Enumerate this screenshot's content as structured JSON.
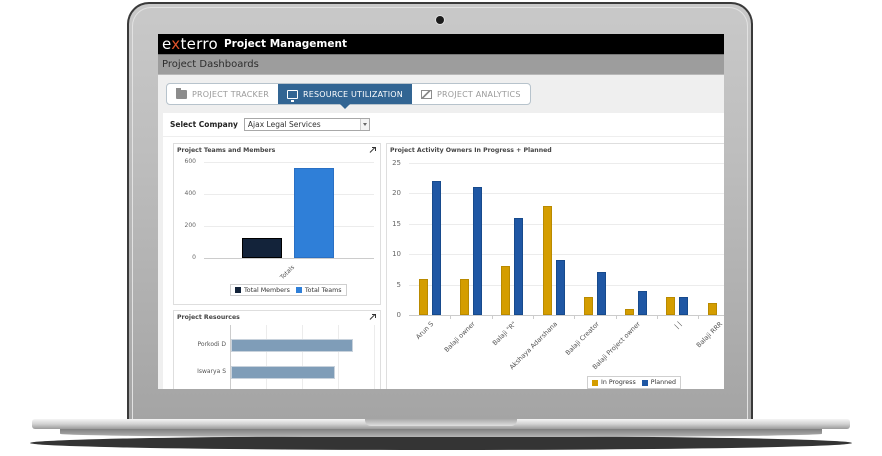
{
  "app": {
    "logo": {
      "prefix": "e",
      "x": "x",
      "suffix": "terro"
    },
    "title": "Project Management",
    "breadcrumb": "Project Dashboards"
  },
  "tabs": [
    {
      "label": "PROJECT TRACKER",
      "icon": "folder-icon",
      "active": false
    },
    {
      "label": "RESOURCE UTILIZATION",
      "icon": "monitor-icon",
      "active": true
    },
    {
      "label": "PROJECT ANALYTICS",
      "icon": "analytics-icon",
      "active": false
    }
  ],
  "filter": {
    "label": "Select Company",
    "value": "Ajax Legal Services"
  },
  "colors": {
    "members": "#13233a",
    "teams": "#2f7fd8",
    "in_progress": "#d49d00",
    "planned": "#1f57a4",
    "resources": "#7f9db8",
    "active_tab": "#326593"
  },
  "chart_data": [
    {
      "type": "bar",
      "title": "Project Teams and Members",
      "categories": [
        "Totals"
      ],
      "series": [
        {
          "name": "Total Members",
          "values": [
            125
          ]
        },
        {
          "name": "Total Teams",
          "values": [
            563
          ]
        }
      ],
      "yticks": [
        "600",
        "400",
        "200",
        "0"
      ],
      "ylim": [
        0,
        600
      ],
      "grid": true,
      "legend_position": "bottom"
    },
    {
      "type": "bar",
      "orientation": "horizontal",
      "title": "Project Resources",
      "categories": [
        "Porkodi D",
        "Iswarya S"
      ],
      "values": [
        100,
        85
      ],
      "grid": true
    },
    {
      "type": "bar",
      "title": "Project Activity Owners In Progress + Planned",
      "categories": [
        "Arun S",
        "Balaji owner",
        "Balaji \"R\"",
        "Akshaya Adarshana",
        "Balaji Creator",
        "Balaji Project owner",
        "| |",
        "Balaji RRR"
      ],
      "series": [
        {
          "name": "In Progress",
          "values": [
            6,
            6,
            8,
            18,
            3,
            1,
            3,
            2
          ]
        },
        {
          "name": "Planned",
          "values": [
            22,
            21,
            16,
            9,
            7,
            4,
            3,
            null
          ]
        }
      ],
      "yticks": [
        "25",
        "20",
        "15",
        "10",
        "5",
        "0"
      ],
      "ylim": [
        0,
        25
      ],
      "grid": true,
      "legend_position": "bottom"
    }
  ]
}
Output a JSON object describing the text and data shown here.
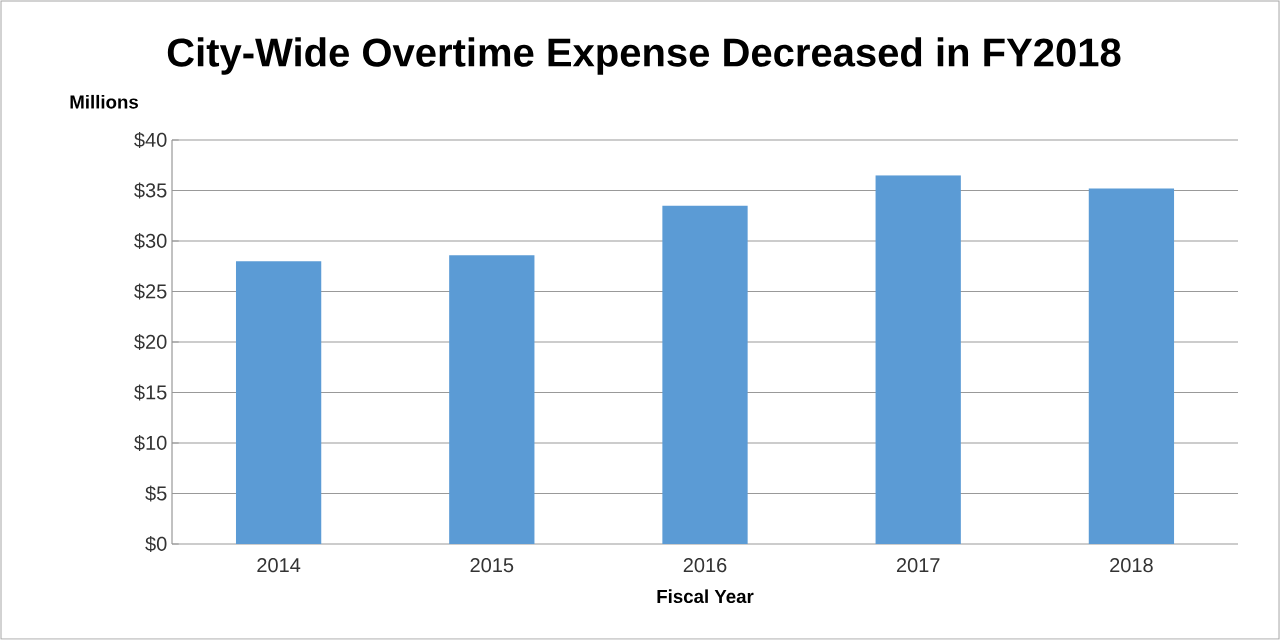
{
  "chart_data": {
    "type": "bar",
    "title": "City-Wide Overtime Expense Decreased in FY2018",
    "ylabel": "Millions",
    "xlabel": "Fiscal Year",
    "categories": [
      "2014",
      "2015",
      "2016",
      "2017",
      "2018"
    ],
    "values": [
      28.0,
      28.6,
      33.5,
      36.5,
      35.2
    ],
    "color": "#5b9bd5",
    "ylim": [
      0,
      40
    ],
    "yticks": [
      {
        "value": 0,
        "label": "$0"
      },
      {
        "value": 5,
        "label": "$5"
      },
      {
        "value": 10,
        "label": "$10"
      },
      {
        "value": 15,
        "label": "$15"
      },
      {
        "value": 20,
        "label": "$20"
      },
      {
        "value": 25,
        "label": "$25"
      },
      {
        "value": 30,
        "label": "$30"
      },
      {
        "value": 35,
        "label": "$35"
      },
      {
        "value": 40,
        "label": "$40"
      }
    ],
    "grid": "y"
  }
}
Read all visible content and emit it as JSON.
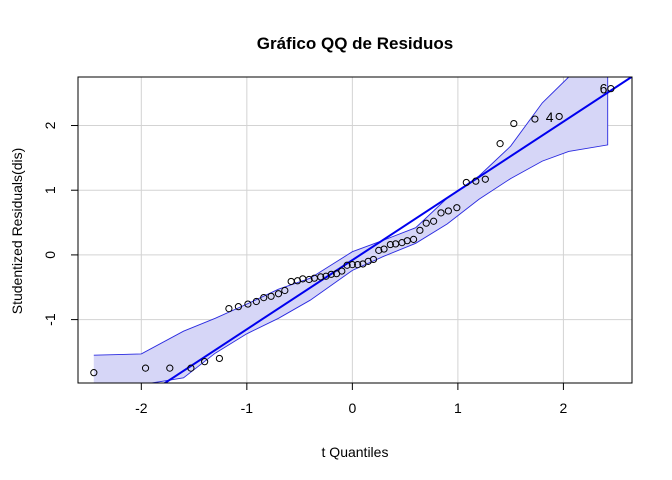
{
  "chart_data": {
    "type": "scatter",
    "title": "Gráfico QQ de Residuos",
    "xlabel": "t Quantiles",
    "ylabel": "Studentized Residuals(dis)",
    "xlim": [
      -2.6,
      2.65
    ],
    "ylim": [
      -1.98,
      2.75
    ],
    "x_ticks": [
      -2,
      -1,
      0,
      1,
      2
    ],
    "x_tick_labels": [
      "-2",
      "-1",
      "0",
      "1",
      "2"
    ],
    "y_ticks": [
      -1,
      0,
      1,
      2
    ],
    "y_tick_labels": [
      "-1",
      "0",
      "1",
      "2"
    ],
    "grid": true,
    "colors": {
      "line": "#0000ee",
      "band_fill": "#d6d6f7",
      "band_edge": "#2a2ae0",
      "points": "#000000",
      "grid": "#d3d3d3"
    },
    "reference_line": {
      "intercept": -0.08,
      "slope": 1.07
    },
    "band_upper": [
      [
        -2.45,
        -1.55
      ],
      [
        -2.0,
        -1.53
      ],
      [
        -1.6,
        -1.18
      ],
      [
        -1.3,
        -0.98
      ],
      [
        -1.0,
        -0.76
      ],
      [
        -0.7,
        -0.53
      ],
      [
        -0.4,
        -0.36
      ],
      [
        0.0,
        0.05
      ],
      [
        0.3,
        0.23
      ],
      [
        0.6,
        0.42
      ],
      [
        0.9,
        0.88
      ],
      [
        1.2,
        1.22
      ],
      [
        1.5,
        1.68
      ],
      [
        1.8,
        2.35
      ],
      [
        2.05,
        2.75
      ]
    ],
    "band_lower": [
      [
        -2.45,
        -1.98
      ],
      [
        -1.9,
        -1.98
      ],
      [
        -1.6,
        -1.9
      ],
      [
        -1.3,
        -1.52
      ],
      [
        -1.0,
        -1.22
      ],
      [
        -0.7,
        -0.98
      ],
      [
        -0.4,
        -0.7
      ],
      [
        0.0,
        -0.24
      ],
      [
        0.3,
        -0.02
      ],
      [
        0.6,
        0.18
      ],
      [
        0.9,
        0.48
      ],
      [
        1.2,
        0.86
      ],
      [
        1.5,
        1.18
      ],
      [
        1.8,
        1.45
      ],
      [
        2.05,
        1.6
      ],
      [
        2.42,
        1.7
      ]
    ],
    "band_right_x": 2.42,
    "points": [
      {
        "x": -2.45,
        "y": -1.82
      },
      {
        "x": -1.96,
        "y": -1.75
      },
      {
        "x": -1.73,
        "y": -1.75
      },
      {
        "x": -1.53,
        "y": -1.75
      },
      {
        "x": -1.4,
        "y": -1.65
      },
      {
        "x": -1.26,
        "y": -1.6
      },
      {
        "x": -1.17,
        "y": -0.83
      },
      {
        "x": -1.08,
        "y": -0.8
      },
      {
        "x": -0.99,
        "y": -0.76
      },
      {
        "x": -0.91,
        "y": -0.72
      },
      {
        "x": -0.84,
        "y": -0.66
      },
      {
        "x": -0.77,
        "y": -0.64
      },
      {
        "x": -0.7,
        "y": -0.6
      },
      {
        "x": -0.64,
        "y": -0.55
      },
      {
        "x": -0.58,
        "y": -0.41
      },
      {
        "x": -0.52,
        "y": -0.4
      },
      {
        "x": -0.47,
        "y": -0.37
      },
      {
        "x": -0.41,
        "y": -0.38
      },
      {
        "x": -0.36,
        "y": -0.36
      },
      {
        "x": -0.3,
        "y": -0.34
      },
      {
        "x": -0.25,
        "y": -0.33
      },
      {
        "x": -0.2,
        "y": -0.3
      },
      {
        "x": -0.15,
        "y": -0.29
      },
      {
        "x": -0.1,
        "y": -0.25
      },
      {
        "x": -0.05,
        "y": -0.16
      },
      {
        "x": 0.0,
        "y": -0.15
      },
      {
        "x": 0.05,
        "y": -0.15
      },
      {
        "x": 0.1,
        "y": -0.14
      },
      {
        "x": 0.15,
        "y": -0.1
      },
      {
        "x": 0.2,
        "y": -0.07
      },
      {
        "x": 0.25,
        "y": 0.07
      },
      {
        "x": 0.3,
        "y": 0.09
      },
      {
        "x": 0.36,
        "y": 0.16
      },
      {
        "x": 0.41,
        "y": 0.17
      },
      {
        "x": 0.47,
        "y": 0.19
      },
      {
        "x": 0.52,
        "y": 0.22
      },
      {
        "x": 0.58,
        "y": 0.24
      },
      {
        "x": 0.64,
        "y": 0.38
      },
      {
        "x": 0.7,
        "y": 0.49
      },
      {
        "x": 0.77,
        "y": 0.52
      },
      {
        "x": 0.84,
        "y": 0.65
      },
      {
        "x": 0.91,
        "y": 0.68
      },
      {
        "x": 0.99,
        "y": 0.73
      },
      {
        "x": 1.08,
        "y": 1.12
      },
      {
        "x": 1.17,
        "y": 1.14
      },
      {
        "x": 1.26,
        "y": 1.17
      },
      {
        "x": 1.4,
        "y": 1.72
      },
      {
        "x": 1.53,
        "y": 2.03
      },
      {
        "x": 1.73,
        "y": 2.1
      },
      {
        "x": 1.96,
        "y": 2.14
      },
      {
        "x": 2.45,
        "y": 2.57
      }
    ],
    "labels": [
      {
        "text": "4",
        "x": 1.87,
        "y": 2.13
      },
      {
        "text": "6",
        "x": 2.38,
        "y": 2.57
      }
    ]
  }
}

-- -- --

- **EXERCISE REQUIREMENTS**: Return only the number of lines in the data that contain "grid".

- **EXERCISE RESULT**: 6